● **WHAT IS NEEDED**
Read the records and write them out again exactly.

● **DATASET EXTRACT**
○ ○ ○ ○ ○ ○ ○
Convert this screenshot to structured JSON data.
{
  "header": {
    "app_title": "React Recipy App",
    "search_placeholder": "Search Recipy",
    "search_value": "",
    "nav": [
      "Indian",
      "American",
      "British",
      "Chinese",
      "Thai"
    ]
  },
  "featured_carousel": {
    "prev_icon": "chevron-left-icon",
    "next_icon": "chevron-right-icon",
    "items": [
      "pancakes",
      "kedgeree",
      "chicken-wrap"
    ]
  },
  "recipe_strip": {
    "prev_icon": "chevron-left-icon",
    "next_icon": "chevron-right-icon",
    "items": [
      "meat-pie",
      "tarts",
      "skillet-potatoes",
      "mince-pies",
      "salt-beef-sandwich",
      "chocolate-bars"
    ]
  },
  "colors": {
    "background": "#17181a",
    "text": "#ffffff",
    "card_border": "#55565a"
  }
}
○ ○ ○ ○ ○ ○ ○
● **IN RESPONSE**
Convert this screenshot to structured JSON data.
{
  "header": {
    "app_title": "React Recipy App",
    "search_placeholder": "Search Recipy",
    "search_value": "",
    "nav": [
      "Indian",
      "American",
      "British",
      "Chinese",
      "Thai"
    ]
  },
  "featured_carousel": {
    "prev_icon": "chevron-left-icon",
    "next_icon": "chevron-right-icon",
    "items": [
      "pancakes",
      "kedgeree",
      "chicken-wrap"
    ]
  },
  "recipe_strip": {
    "prev_icon": "chevron-left-icon",
    "next_icon": "chevron-right-icon",
    "items": [
      "meat-pie",
      "tarts",
      "skillet-potatoes",
      "mince-pies",
      "salt-beef-sandwich",
      "chocolate-bars"
    ]
  },
  "colors": {
    "background": "#17181a",
    "text": "#ffffff",
    "card_border": "#55565a"
  }
}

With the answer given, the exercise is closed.